**PROBLEM REQUIREMENTS**:
Restate the data exactly as given and keep the pictures out.

**RECORDS**:
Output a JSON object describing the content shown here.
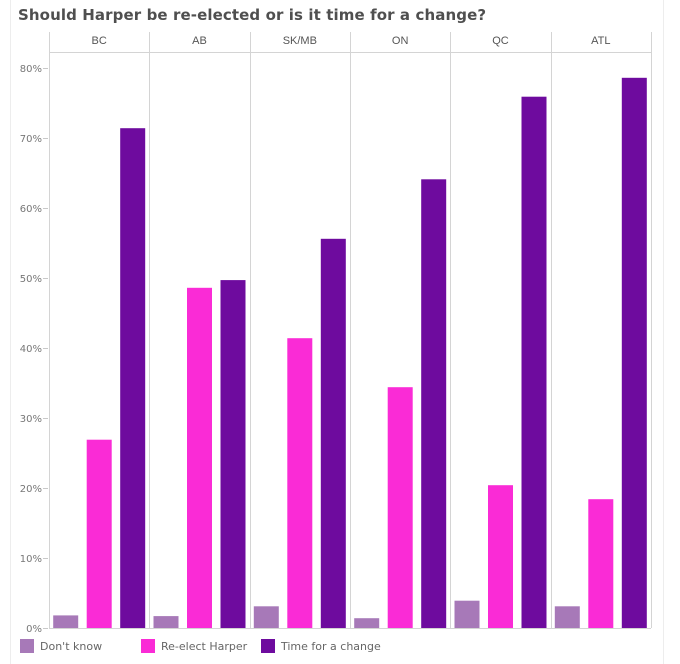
{
  "chart_data": {
    "type": "bar",
    "title": "Should Harper be re-elected or is it time for a change?",
    "xlabel": "",
    "ylabel": "",
    "categories": [
      "BC",
      "AB",
      "SK/MB",
      "ON",
      "QC",
      "ATL"
    ],
    "series": [
      {
        "name": "Don't know",
        "color": "#a779b8",
        "values": [
          1.8,
          1.7,
          3.1,
          1.4,
          3.9,
          3.1
        ]
      },
      {
        "name": "Re-elect Harper",
        "color": "#fa2bd6",
        "values": [
          26.9,
          48.6,
          41.4,
          34.4,
          20.4,
          18.4
        ]
      },
      {
        "name": "Time for a change",
        "color": "#6e0b9e",
        "values": [
          71.4,
          49.7,
          55.6,
          64.1,
          75.9,
          78.6
        ]
      }
    ],
    "ylim": [
      0,
      80
    ],
    "yticks": [
      0,
      10,
      20,
      30,
      40,
      50,
      60,
      70,
      80
    ],
    "ytick_labels": [
      "0%",
      "10%",
      "20%",
      "30%",
      "40%",
      "50%",
      "60%",
      "70%",
      "80%"
    ],
    "grid": false,
    "legend_position": "bottom-left",
    "layout": "faceted-by-region"
  }
}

**TASK SOLUTION**:
Output a JSON object describing the content shown here.
{
  "chart_data": {
    "type": "bar",
    "title": "Should Harper be re-elected or is it time for a change?",
    "xlabel": "",
    "ylabel": "",
    "categories": [
      "BC",
      "AB",
      "SK/MB",
      "ON",
      "QC",
      "ATL"
    ],
    "series": [
      {
        "name": "Don't know",
        "color": "#a779b8",
        "values": [
          1.8,
          1.7,
          3.1,
          1.4,
          3.9,
          3.1
        ]
      },
      {
        "name": "Re-elect Harper",
        "color": "#fa2bd6",
        "values": [
          26.9,
          48.6,
          41.4,
          34.4,
          20.4,
          18.4
        ]
      },
      {
        "name": "Time for a change",
        "color": "#6e0b9e",
        "values": [
          71.4,
          49.7,
          55.6,
          64.1,
          75.9,
          78.6
        ]
      }
    ],
    "ylim": [
      0,
      80
    ],
    "yticks": [
      0,
      10,
      20,
      30,
      40,
      50,
      60,
      70,
      80
    ],
    "ytick_labels": [
      "0%",
      "10%",
      "20%",
      "30%",
      "40%",
      "50%",
      "60%",
      "70%",
      "80%"
    ],
    "grid": false,
    "legend_position": "bottom-left",
    "layout": "faceted-by-region"
  }
}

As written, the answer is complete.